Work instructions: Each record below should be repeated precisely as written.

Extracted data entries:
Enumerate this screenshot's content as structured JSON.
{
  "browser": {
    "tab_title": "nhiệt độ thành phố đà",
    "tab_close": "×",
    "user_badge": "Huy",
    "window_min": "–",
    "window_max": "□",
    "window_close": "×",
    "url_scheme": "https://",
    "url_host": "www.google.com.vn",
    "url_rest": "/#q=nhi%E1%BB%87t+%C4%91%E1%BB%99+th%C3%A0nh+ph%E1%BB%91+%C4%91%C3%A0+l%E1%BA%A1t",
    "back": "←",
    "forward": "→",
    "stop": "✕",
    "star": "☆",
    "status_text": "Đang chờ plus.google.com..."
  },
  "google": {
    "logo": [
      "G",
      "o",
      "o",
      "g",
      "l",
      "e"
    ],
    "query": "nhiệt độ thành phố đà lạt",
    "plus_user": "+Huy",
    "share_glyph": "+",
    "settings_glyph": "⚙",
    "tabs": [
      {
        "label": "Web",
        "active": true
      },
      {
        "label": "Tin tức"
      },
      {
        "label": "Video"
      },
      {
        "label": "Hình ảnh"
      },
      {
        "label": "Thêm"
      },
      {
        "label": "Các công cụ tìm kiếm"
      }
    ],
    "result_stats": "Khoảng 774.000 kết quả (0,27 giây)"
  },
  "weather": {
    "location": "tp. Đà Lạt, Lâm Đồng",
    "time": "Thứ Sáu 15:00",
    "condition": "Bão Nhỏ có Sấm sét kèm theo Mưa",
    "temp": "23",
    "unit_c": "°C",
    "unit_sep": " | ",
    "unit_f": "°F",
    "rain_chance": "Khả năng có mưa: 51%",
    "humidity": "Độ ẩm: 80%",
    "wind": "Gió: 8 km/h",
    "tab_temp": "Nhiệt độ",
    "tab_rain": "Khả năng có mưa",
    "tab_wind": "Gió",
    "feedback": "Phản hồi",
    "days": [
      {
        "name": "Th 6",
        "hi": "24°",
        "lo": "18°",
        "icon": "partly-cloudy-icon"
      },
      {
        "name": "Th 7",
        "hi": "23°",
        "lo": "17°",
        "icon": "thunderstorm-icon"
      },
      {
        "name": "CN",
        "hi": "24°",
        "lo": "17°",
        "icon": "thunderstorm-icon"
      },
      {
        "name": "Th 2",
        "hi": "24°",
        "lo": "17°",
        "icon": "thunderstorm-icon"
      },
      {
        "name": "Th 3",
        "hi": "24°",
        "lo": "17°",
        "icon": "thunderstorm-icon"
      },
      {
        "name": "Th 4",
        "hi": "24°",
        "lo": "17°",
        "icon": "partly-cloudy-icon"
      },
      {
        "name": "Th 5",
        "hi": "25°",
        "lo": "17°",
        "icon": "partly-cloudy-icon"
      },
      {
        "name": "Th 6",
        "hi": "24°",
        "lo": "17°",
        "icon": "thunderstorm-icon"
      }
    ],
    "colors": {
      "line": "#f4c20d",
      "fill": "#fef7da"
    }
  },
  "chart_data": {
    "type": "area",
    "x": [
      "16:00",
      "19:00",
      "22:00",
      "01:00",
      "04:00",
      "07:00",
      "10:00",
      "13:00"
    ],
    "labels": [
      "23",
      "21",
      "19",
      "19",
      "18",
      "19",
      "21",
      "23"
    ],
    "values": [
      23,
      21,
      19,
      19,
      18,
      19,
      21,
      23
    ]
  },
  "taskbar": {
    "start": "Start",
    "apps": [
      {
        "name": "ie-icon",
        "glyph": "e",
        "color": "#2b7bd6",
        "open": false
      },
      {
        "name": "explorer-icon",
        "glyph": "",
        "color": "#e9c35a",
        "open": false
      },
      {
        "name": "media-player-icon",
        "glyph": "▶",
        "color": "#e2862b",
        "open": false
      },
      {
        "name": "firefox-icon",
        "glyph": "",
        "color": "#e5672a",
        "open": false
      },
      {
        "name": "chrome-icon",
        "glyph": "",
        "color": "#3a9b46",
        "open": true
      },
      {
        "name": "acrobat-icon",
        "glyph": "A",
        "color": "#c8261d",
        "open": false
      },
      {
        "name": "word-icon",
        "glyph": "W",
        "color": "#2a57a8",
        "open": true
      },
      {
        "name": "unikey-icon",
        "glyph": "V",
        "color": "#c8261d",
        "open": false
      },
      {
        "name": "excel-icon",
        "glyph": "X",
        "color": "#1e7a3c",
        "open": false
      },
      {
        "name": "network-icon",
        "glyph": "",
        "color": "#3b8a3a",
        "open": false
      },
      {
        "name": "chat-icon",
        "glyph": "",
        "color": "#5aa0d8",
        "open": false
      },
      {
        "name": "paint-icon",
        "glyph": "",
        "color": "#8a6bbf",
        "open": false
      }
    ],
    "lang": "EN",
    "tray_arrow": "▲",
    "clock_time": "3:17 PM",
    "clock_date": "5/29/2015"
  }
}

Task response:
Enumerate this screenshot's content as structured JSON.
{
  "browser": {
    "tab_title": "nhiệt độ thành phố đà",
    "tab_close": "×",
    "user_badge": "Huy",
    "window_min": "–",
    "window_max": "□",
    "window_close": "×",
    "url_scheme": "https://",
    "url_host": "www.google.com.vn",
    "url_rest": "/#q=nhi%E1%BB%87t+%C4%91%E1%BB%99+th%C3%A0nh+ph%E1%BB%91+%C4%91%C3%A0+l%E1%BA%A1t",
    "back": "←",
    "forward": "→",
    "stop": "✕",
    "star": "☆",
    "status_text": "Đang chờ plus.google.com..."
  },
  "google": {
    "logo": [
      "G",
      "o",
      "o",
      "g",
      "l",
      "e"
    ],
    "query": "nhiệt độ thành phố đà lạt",
    "plus_user": "+Huy",
    "share_glyph": "+",
    "settings_glyph": "⚙",
    "tabs": [
      {
        "label": "Web",
        "active": true
      },
      {
        "label": "Tin tức"
      },
      {
        "label": "Video"
      },
      {
        "label": "Hình ảnh"
      },
      {
        "label": "Thêm"
      },
      {
        "label": "Các công cụ tìm kiếm"
      }
    ],
    "result_stats": "Khoảng 774.000 kết quả (0,27 giây)"
  },
  "weather": {
    "location": "tp. Đà Lạt, Lâm Đồng",
    "time": "Thứ Sáu 15:00",
    "condition": "Bão Nhỏ có Sấm sét kèm theo Mưa",
    "temp": "23",
    "unit_c": "°C",
    "unit_sep": " | ",
    "unit_f": "°F",
    "rain_chance": "Khả năng có mưa: 51%",
    "humidity": "Độ ẩm: 80%",
    "wind": "Gió: 8 km/h",
    "tab_temp": "Nhiệt độ",
    "tab_rain": "Khả năng có mưa",
    "tab_wind": "Gió",
    "feedback": "Phản hồi",
    "days": [
      {
        "name": "Th 6",
        "hi": "24°",
        "lo": "18°",
        "icon": "partly-cloudy-icon"
      },
      {
        "name": "Th 7",
        "hi": "23°",
        "lo": "17°",
        "icon": "thunderstorm-icon"
      },
      {
        "name": "CN",
        "hi": "24°",
        "lo": "17°",
        "icon": "thunderstorm-icon"
      },
      {
        "name": "Th 2",
        "hi": "24°",
        "lo": "17°",
        "icon": "thunderstorm-icon"
      },
      {
        "name": "Th 3",
        "hi": "24°",
        "lo": "17°",
        "icon": "thunderstorm-icon"
      },
      {
        "name": "Th 4",
        "hi": "24°",
        "lo": "17°",
        "icon": "partly-cloudy-icon"
      },
      {
        "name": "Th 5",
        "hi": "25°",
        "lo": "17°",
        "icon": "partly-cloudy-icon"
      },
      {
        "name": "Th 6",
        "hi": "24°",
        "lo": "17°",
        "icon": "thunderstorm-icon"
      }
    ],
    "colors": {
      "line": "#f4c20d",
      "fill": "#fef7da"
    }
  },
  "chart_data": {
    "type": "area",
    "x": [
      "16:00",
      "19:00",
      "22:00",
      "01:00",
      "04:00",
      "07:00",
      "10:00",
      "13:00"
    ],
    "labels": [
      "23",
      "21",
      "19",
      "19",
      "18",
      "19",
      "21",
      "23"
    ],
    "values": [
      23,
      21,
      19,
      19,
      18,
      19,
      21,
      23
    ]
  },
  "taskbar": {
    "start": "Start",
    "apps": [
      {
        "name": "ie-icon",
        "glyph": "e",
        "color": "#2b7bd6",
        "open": false
      },
      {
        "name": "explorer-icon",
        "glyph": "",
        "color": "#e9c35a",
        "open": false
      },
      {
        "name": "media-player-icon",
        "glyph": "▶",
        "color": "#e2862b",
        "open": false
      },
      {
        "name": "firefox-icon",
        "glyph": "",
        "color": "#e5672a",
        "open": false
      },
      {
        "name": "chrome-icon",
        "glyph": "",
        "color": "#3a9b46",
        "open": true
      },
      {
        "name": "acrobat-icon",
        "glyph": "A",
        "color": "#c8261d",
        "open": false
      },
      {
        "name": "word-icon",
        "glyph": "W",
        "color": "#2a57a8",
        "open": true
      },
      {
        "name": "unikey-icon",
        "glyph": "V",
        "color": "#c8261d",
        "open": false
      },
      {
        "name": "excel-icon",
        "glyph": "X",
        "color": "#1e7a3c",
        "open": false
      },
      {
        "name": "network-icon",
        "glyph": "",
        "color": "#3b8a3a",
        "open": false
      },
      {
        "name": "chat-icon",
        "glyph": "",
        "color": "#5aa0d8",
        "open": false
      },
      {
        "name": "paint-icon",
        "glyph": "",
        "color": "#8a6bbf",
        "open": false
      }
    ],
    "lang": "EN",
    "tray_arrow": "▲",
    "clock_time": "3:17 PM",
    "clock_date": "5/29/2015"
  }
}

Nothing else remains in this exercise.